-- START DATA FOR THE TASK --

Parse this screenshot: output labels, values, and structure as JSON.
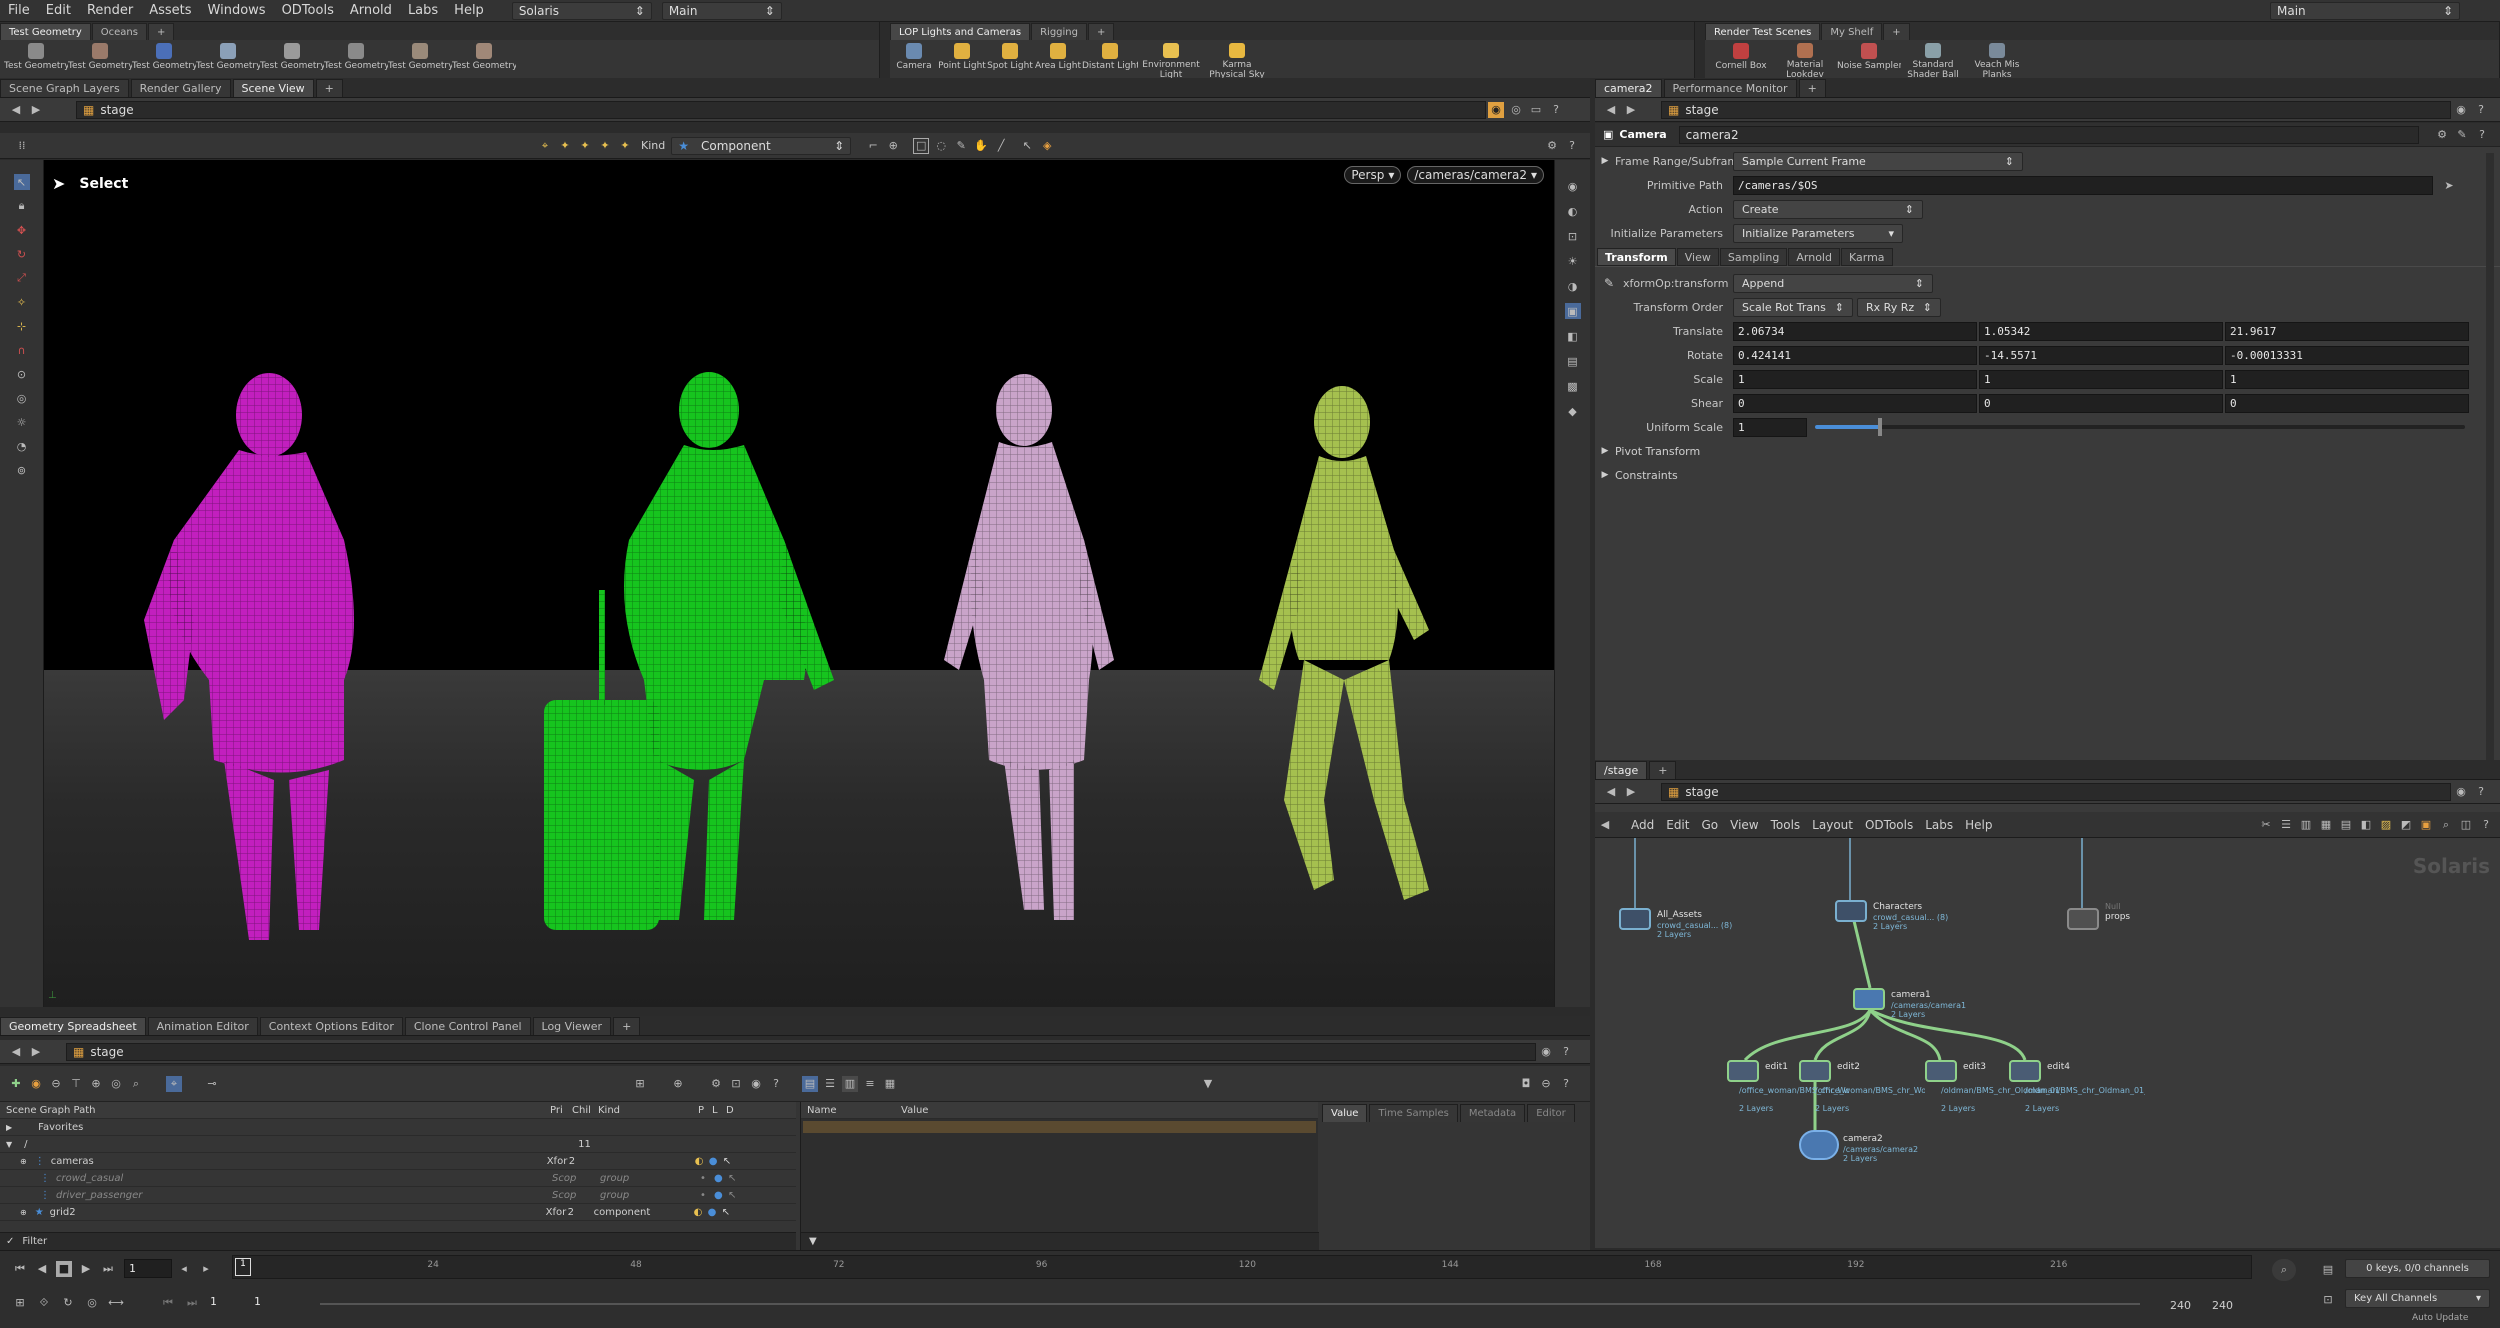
{
  "menubar": {
    "items": [
      "File",
      "Edit",
      "Render",
      "Assets",
      "Windows",
      "ODTools",
      "Arnold",
      "Labs",
      "Help"
    ],
    "desktop": "Solaris",
    "context": "Main",
    "right_context": "Main"
  },
  "shelf": {
    "left": {
      "tabs": [
        "Test Geometry",
        "Oceans"
      ],
      "tools": [
        "Test Geometry: C",
        "Test Geometry: P",
        "Test Geometry: R",
        "Test Geometry: S",
        "Test Geometry: S",
        "Test Geometry: T",
        "Test Geometry: T",
        "Test Geometry: T"
      ]
    },
    "mid": {
      "tabs": [
        "LOP Lights and Cameras",
        "Rigging"
      ],
      "tools": [
        "Camera",
        "Point Light",
        "Spot Light",
        "Area Light",
        "Distant Light",
        "Environment Light",
        "Karma Physical Sky"
      ]
    },
    "right": {
      "tabs": [
        "Render Test Scenes",
        "My Shelf"
      ],
      "tools": [
        "Cornell Box",
        "Material Lookdev",
        "Noise Sampler",
        "Standard Shader Ball",
        "Veach Mis Planks"
      ]
    }
  },
  "viewer": {
    "tabs": [
      "Scene Graph Layers",
      "Render Gallery",
      "Scene View"
    ],
    "path": "stage",
    "kind_label": "Kind",
    "kind_value": "Component",
    "select_label": "Select",
    "persp": "Persp",
    "camera": "/cameras/camera2"
  },
  "params": {
    "tabs": [
      "camera2",
      "Performance Monitor"
    ],
    "path": "stage",
    "node_type": "Camera",
    "node_name": "camera2",
    "frame_range_label": "Frame Range/Subframes",
    "frame_range_value": "Sample Current Frame",
    "primitive_path_label": "Primitive Path",
    "primitive_path_value": "/cameras/$OS",
    "action_label": "Action",
    "action_value": "Create",
    "init_label": "Initialize Parameters",
    "init_value": "Initialize Parameters",
    "sub_tabs": [
      "Transform",
      "View",
      "Sampling",
      "Arnold",
      "Karma"
    ],
    "xform_label": "xformOp:transform",
    "xform_value": "Append",
    "order_label": "Transform Order",
    "order_value": "Scale Rot Trans",
    "rot_order": "Rx Ry Rz",
    "translate_label": "Translate",
    "translate": [
      "2.06734",
      "1.05342",
      "21.9617"
    ],
    "rotate_label": "Rotate",
    "rotate": [
      "0.424141",
      "-14.5571",
      "-0.00013331"
    ],
    "scale_label": "Scale",
    "scale": [
      "1",
      "1",
      "1"
    ],
    "shear_label": "Shear",
    "shear": [
      "0",
      "0",
      "0"
    ],
    "uniform_label": "Uniform Scale",
    "uniform_value": "1",
    "uniform_fraction": 0.1,
    "pivot_label": "Pivot Transform",
    "constraints_label": "Constraints"
  },
  "network": {
    "tab": "/stage",
    "path": "stage",
    "menu": [
      "Add",
      "Edit",
      "Go",
      "View",
      "Tools",
      "Layout",
      "ODTools",
      "Labs",
      "Help"
    ],
    "watermark": "Solaris",
    "nodes": {
      "all_assets": {
        "name": "All_Assets",
        "sub": "crowd_casual... (8)",
        "layers": "2 Layers"
      },
      "characters": {
        "name": "Characters",
        "sub": "crowd_casual... (8)",
        "layers": "2 Layers"
      },
      "props": {
        "name": "props",
        "null": "Null"
      },
      "camera1": {
        "name": "camera1",
        "sub": "/cameras/camera1",
        "layers": "2 Layers"
      },
      "edit1": {
        "name": "edit1",
        "sub": "/office_woman/BMS_chr_Woman_01_Idle1_RdUmbrella... (9)",
        "layers": "2 Layers"
      },
      "edit2": {
        "name": "edit2",
        "sub": "/office_woman/BMS_chr_Woman_01_Idle1_RdUmbrella... (9)",
        "layers": "2 Layers"
      },
      "edit3": {
        "name": "edit3",
        "sub": "/oldman/BMS_chr_Oldman_01_Idle1_Greeting... (14)",
        "layers": "2 Layers"
      },
      "edit4": {
        "name": "edit4",
        "sub": "/oldman/BMS_chr_Oldman_01_Idle1_Greeting... (14)",
        "layers": "2 Layers"
      },
      "camera2": {
        "name": "camera2",
        "sub": "/cameras/camera2",
        "layers": "2 Layers"
      }
    }
  },
  "spreadsheet": {
    "tabs": [
      "Geometry Spreadsheet",
      "Animation Editor",
      "Context Options Editor",
      "Clone Control Panel",
      "Log Viewer"
    ],
    "path": "stage",
    "columns": [
      "Scene Graph Path",
      "Pri",
      "Chil",
      "Kind",
      "P",
      "L",
      "D"
    ],
    "favorites": "Favorites",
    "root": "/",
    "root_children": "11",
    "rows": [
      {
        "name": "cameras",
        "pri": "Xfor",
        "chil": "2",
        "kind": ""
      },
      {
        "name": "crowd_casual",
        "pri": "Scop",
        "chil": "",
        "kind": "group"
      },
      {
        "name": "driver_passenger",
        "pri": "Scop",
        "chil": "",
        "kind": "group"
      },
      {
        "name": "grid2",
        "pri": "Xfor",
        "chil": "2",
        "kind": "component"
      }
    ],
    "filter": "Filter",
    "name_col": "Name",
    "value_col": "Value",
    "right_tabs": [
      "Value",
      "Time Samples",
      "Metadata",
      "Editor"
    ]
  },
  "timeline": {
    "frame": "1",
    "ticks": [
      "24",
      "48",
      "72",
      "96",
      "120",
      "144",
      "168",
      "192",
      "216"
    ],
    "start": "1",
    "start2": "1",
    "end": "240",
    "end2": "240",
    "keys": "0 keys, 0/0 channels",
    "key_all": "Key All Channels",
    "auto_update": "Auto Update"
  },
  "colors": {
    "magenta": "#c21fbe",
    "green": "#16c41e",
    "pink": "#c9a4c9",
    "olive": "#a5c04f",
    "accent": "#4a8ed8"
  }
}
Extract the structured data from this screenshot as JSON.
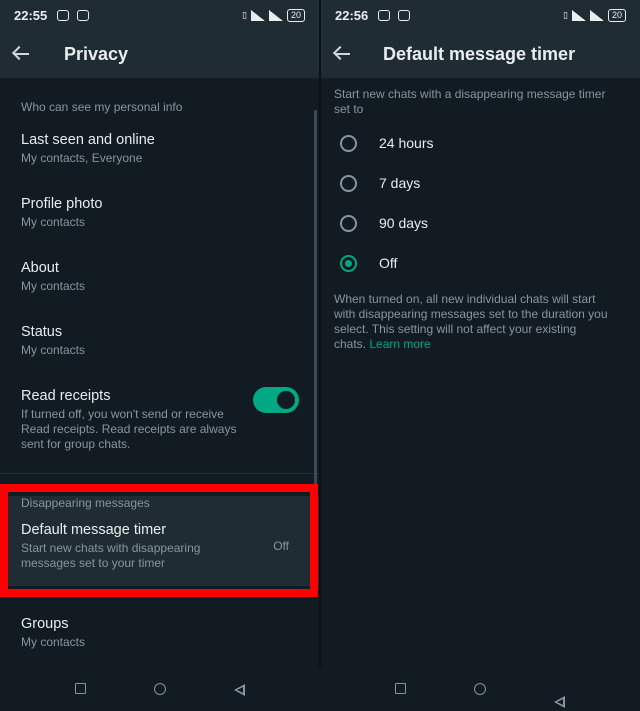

-- END DATA FOR THE TASK --

(WHAT IS ASKED)
Leave images out of the retyped records; keep all else exact.

(IN RESPONSE)
Parse this screenshot: output labels, values, and structure as JSON.
{
  "menubar": {
    "items": [
      "File",
      "Edit",
      "Render",
      "Assets",
      "Windows",
      "ODTools",
      "Arnold",
      "Labs",
      "Help"
    ],
    "desktop": "Solaris",
    "context": "Main",
    "right_context": "Main"
  },
  "shelf": {
    "left": {
      "tabs": [
        "Test Geometry",
        "Oceans"
      ],
      "tools": [
        "Test Geometry: C",
        "Test Geometry: P",
        "Test Geometry: R",
        "Test Geometry: S",
        "Test Geometry: S",
        "Test Geometry: T",
        "Test Geometry: T",
        "Test Geometry: T"
      ]
    },
    "mid": {
      "tabs": [
        "LOP Lights and Cameras",
        "Rigging"
      ],
      "tools": [
        "Camera",
        "Point Light",
        "Spot Light",
        "Area Light",
        "Distant Light",
        "Environment Light",
        "Karma Physical Sky"
      ]
    },
    "right": {
      "tabs": [
        "Render Test Scenes",
        "My Shelf"
      ],
      "tools": [
        "Cornell Box",
        "Material Lookdev",
        "Noise Sampler",
        "Standard Shader Ball",
        "Veach Mis Planks"
      ]
    }
  },
  "viewer": {
    "tabs": [
      "Scene Graph Layers",
      "Render Gallery",
      "Scene View"
    ],
    "path": "stage",
    "kind_label": "Kind",
    "kind_value": "Component",
    "select_label": "Select",
    "persp": "Persp",
    "camera": "/cameras/camera2"
  },
  "params": {
    "tabs": [
      "camera2",
      "Performance Monitor"
    ],
    "path": "stage",
    "node_type": "Camera",
    "node_name": "camera2",
    "frame_range_label": "Frame Range/Subframes",
    "frame_range_value": "Sample Current Frame",
    "primitive_path_label": "Primitive Path",
    "primitive_path_value": "/cameras/$OS",
    "action_label": "Action",
    "action_value": "Create",
    "init_label": "Initialize Parameters",
    "init_value": "Initialize Parameters",
    "sub_tabs": [
      "Transform",
      "View",
      "Sampling",
      "Arnold",
      "Karma"
    ],
    "xform_label": "xformOp:transform",
    "xform_value": "Append",
    "order_label": "Transform Order",
    "order_value": "Scale Rot Trans",
    "rot_order": "Rx Ry Rz",
    "translate_label": "Translate",
    "translate": [
      "2.06734",
      "1.05342",
      "21.9617"
    ],
    "rotate_label": "Rotate",
    "rotate": [
      "0.424141",
      "-14.5571",
      "-0.00013331"
    ],
    "scale_label": "Scale",
    "scale": [
      "1",
      "1",
      "1"
    ],
    "shear_label": "Shear",
    "shear": [
      "0",
      "0",
      "0"
    ],
    "uniform_label": "Uniform Scale",
    "uniform_value": "1",
    "uniform_fraction": 0.1,
    "pivot_label": "Pivot Transform",
    "constraints_label": "Constraints"
  },
  "network": {
    "tab": "/stage",
    "path": "stage",
    "menu": [
      "Add",
      "Edit",
      "Go",
      "View",
      "Tools",
      "Layout",
      "ODTools",
      "Labs",
      "Help"
    ],
    "watermark": "Solaris",
    "nodes": {
      "all_assets": {
        "name": "All_Assets",
        "sub": "crowd_casual... (8)",
        "layers": "2 Layers"
      },
      "characters": {
        "name": "Characters",
        "sub": "crowd_casual... (8)",
        "layers": "2 Layers"
      },
      "props": {
        "name": "props",
        "null": "Null"
      },
      "camera1": {
        "name": "camera1",
        "sub": "/cameras/camera1",
        "layers": "2 Layers"
      },
      "edit1": {
        "name": "edit1",
        "sub": "/office_woman/BMS_chr_Woman_01_Idle1_RdUmbrella... (9)",
        "layers": "2 Layers"
      },
      "edit2": {
        "name": "edit2",
        "sub": "/office_woman/BMS_chr_Woman_01_Idle1_RdUmbrella... (9)",
        "layers": "2 Layers"
      },
      "edit3": {
        "name": "edit3",
        "sub": "/oldman/BMS_chr_Oldman_01_Idle1_Greeting... (14)",
        "layers": "2 Layers"
      },
      "edit4": {
        "name": "edit4",
        "sub": "/oldman/BMS_chr_Oldman_01_Idle1_Greeting... (14)",
        "layers": "2 Layers"
      },
      "camera2": {
        "name": "camera2",
        "sub": "/cameras/camera2",
        "layers": "2 Layers"
      }
    }
  },
  "spreadsheet": {
    "tabs": [
      "Geometry Spreadsheet",
      "Animation Editor",
      "Context Options Editor",
      "Clone Control Panel",
      "Log Viewer"
    ],
    "path": "stage",
    "columns": [
      "Scene Graph Path",
      "Pri",
      "Chil",
      "Kind",
      "P",
      "L",
      "D"
    ],
    "favorites": "Favorites",
    "root": "/",
    "root_children": "11",
    "rows": [
      {
        "name": "cameras",
        "pri": "Xfor",
        "chil": "2",
        "kind": ""
      },
      {
        "name": "crowd_casual",
        "pri": "Scop",
        "chil": "",
        "kind": "group"
      },
      {
        "name": "driver_passenger",
        "pri": "Scop",
        "chil": "",
        "kind": "group"
      },
      {
        "name": "grid2",
        "pri": "Xfor",
        "chil": "2",
        "kind": "component"
      }
    ],
    "filter": "Filter",
    "name_col": "Name",
    "value_col": "Value",
    "right_tabs": [
      "Value",
      "Time Samples",
      "Metadata",
      "Editor"
    ]
  },
  "timeline": {
    "frame": "1",
    "ticks": [
      "24",
      "48",
      "72",
      "96",
      "120",
      "144",
      "168",
      "192",
      "216"
    ],
    "start": "1",
    "start2": "1",
    "end": "240",
    "end2": "240",
    "keys": "0 keys, 0/0 channels",
    "key_all": "Key All Channels",
    "auto_update": "Auto Update"
  },
  "colors": {
    "magenta": "#c21fbe",
    "green": "#16c41e",
    "pink": "#c9a4c9",
    "olive": "#a5c04f",
    "accent": "#4a8ed8"
  }
}
Extract the structured data from this screenshot as JSON.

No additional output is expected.